*What you are asked to do*:
Pictures in the data below are not part of the copy; transcribe everything else exactly.

*Material for the task*:

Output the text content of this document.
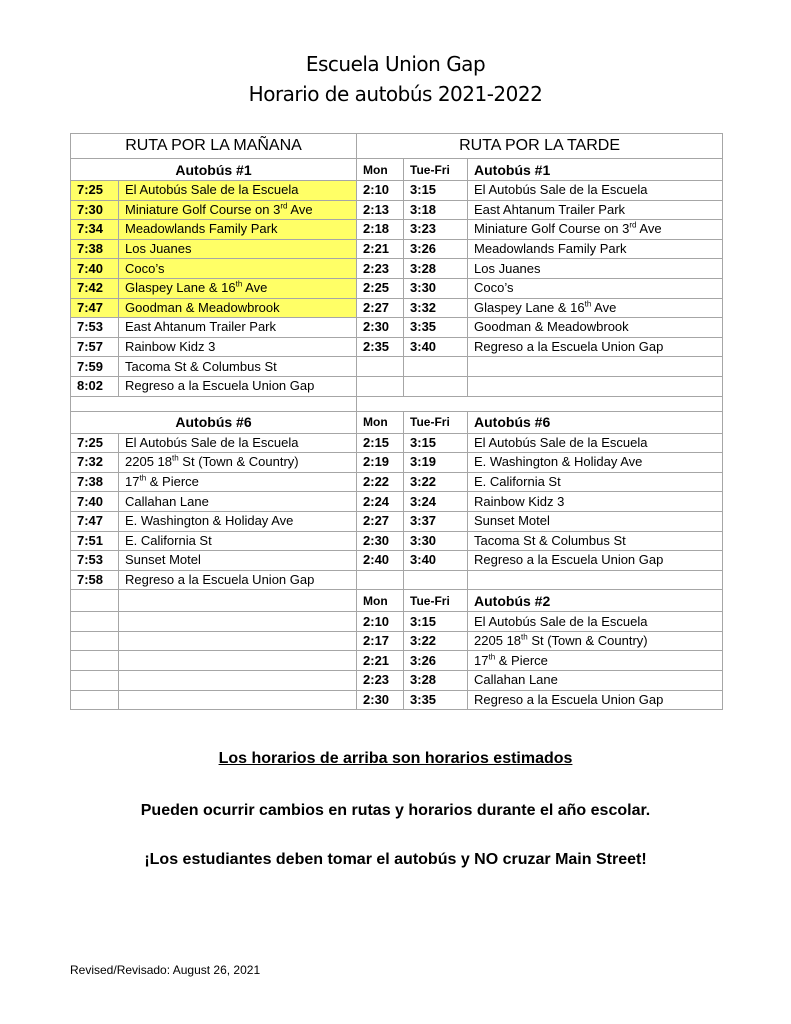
Escuela Union Gap
Horario de autobús 2021-2022
RUTA POR LA MAÑANA		RUTA POR LA TARDE		
Autobús #1		Mon	Tue-Fri	Autobús #1
7:25	El Autobús Sale de la Escuela	2:10	3:15	El Autobús Sale de la Escuela
7:30	Miniature Golf Course on 3rd Ave	2:13	3:18	East Ahtanum Trailer Park
7:34	Meadowlands Family Park	2:18	3:23	Miniature Golf Course on 3rd Ave
7:38	Los Juanes	2:21	3:26	Meadowlands Family Park
7:40	Coco’s	2:23	3:28	Los Juanes
7:42	Glaspey Lane & 16th Ave	2:25	3:30	Coco’s
7:47	Goodman & Meadowbrook	2:27	3:32	Glaspey Lane & 16th Ave
7:53	East Ahtanum Trailer Park	2:30	3:35	Goodman & Meadowbrook
7:57	Rainbow Kidz 3	2:35	3:40	Regreso a la Escuela Union Gap
7:59	Tacoma St & Columbus St			
8:02	Regreso a la Escuela Union Gap			

Autobús #6		Mon	Tue-Fri	Autobús #6
7:25	El Autobús Sale de la Escuela	2:15	3:15	El Autobús Sale de la Escuela
7:32	2205 18th St (Town & Country)	2:19	3:19	E. Washington & Holiday Ave
7:38	17th & Pierce	2:22	3:22	E. California St
7:40	Callahan Lane	2:24	3:24	Rainbow Kidz 3
7:47	E. Washington & Holiday Ave	2:27	3:37	Sunset Motel
7:51	E. California St	2:30	3:30	Tacoma St & Columbus St
7:53	Sunset Motel	2:40	3:40	Regreso a la Escuela Union Gap
7:58	Regreso a la Escuela Union Gap			
		Mon	Tue-Fri	Autobús #2
		2:10	3:15	El Autobús Sale de la Escuela
		2:17	3:22	2205 18th St (Town & Country)
		2:21	3:26	17th & Pierce
		2:23	3:28	Callahan Lane
		2:30	3:35	Regreso a la Escuela Union Gap
Los horarios de arriba son horarios estimados
Pueden ocurrir cambios en rutas y horarios durante el año escolar.
¡Los estudiantes deben tomar el autobús y NO cruzar Main Street!
Revised/Revisado: August 26, 2021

*Complete output*:
Output the text content of this document.
Escuela Union Gap
Horario de autobús 2021-2022
RUTA POR LA MAÑANA		RUTA POR LA TARDE		
Autobús #1		Mon	Tue-Fri	Autobús #1
7:25	El Autobús Sale de la Escuela	2:10	3:15	El Autobús Sale de la Escuela
7:30	Miniature Golf Course on 3rd Ave	2:13	3:18	East Ahtanum Trailer Park
7:34	Meadowlands Family Park	2:18	3:23	Miniature Golf Course on 3rd Ave
7:38	Los Juanes	2:21	3:26	Meadowlands Family Park
7:40	Coco’s	2:23	3:28	Los Juanes
7:42	Glaspey Lane & 16th Ave	2:25	3:30	Coco’s
7:47	Goodman & Meadowbrook	2:27	3:32	Glaspey Lane & 16th Ave
7:53	East Ahtanum Trailer Park	2:30	3:35	Goodman & Meadowbrook
7:57	Rainbow Kidz 3	2:35	3:40	Regreso a la Escuela Union Gap
7:59	Tacoma St & Columbus St			
8:02	Regreso a la Escuela Union Gap			

Autobús #6		Mon	Tue-Fri	Autobús #6
7:25	El Autobús Sale de la Escuela	2:15	3:15	El Autobús Sale de la Escuela
7:32	2205 18th St (Town & Country)	2:19	3:19	E. Washington & Holiday Ave
7:38	17th & Pierce	2:22	3:22	E. California St
7:40	Callahan Lane	2:24	3:24	Rainbow Kidz 3
7:47	E. Washington & Holiday Ave	2:27	3:37	Sunset Motel
7:51	E. California St	2:30	3:30	Tacoma St & Columbus St
7:53	Sunset Motel	2:40	3:40	Regreso a la Escuela Union Gap
7:58	Regreso a la Escuela Union Gap			
		Mon	Tue-Fri	Autobús #2
		2:10	3:15	El Autobús Sale de la Escuela
		2:17	3:22	2205 18th St (Town & Country)
		2:21	3:26	17th & Pierce
		2:23	3:28	Callahan Lane
		2:30	3:35	Regreso a la Escuela Union Gap
Los horarios de arriba son horarios estimados
Pueden ocurrir cambios en rutas y horarios durante el año escolar.
¡Los estudiantes deben tomar el autobús y NO cruzar Main Street!
Revised/Revisado: August 26, 2021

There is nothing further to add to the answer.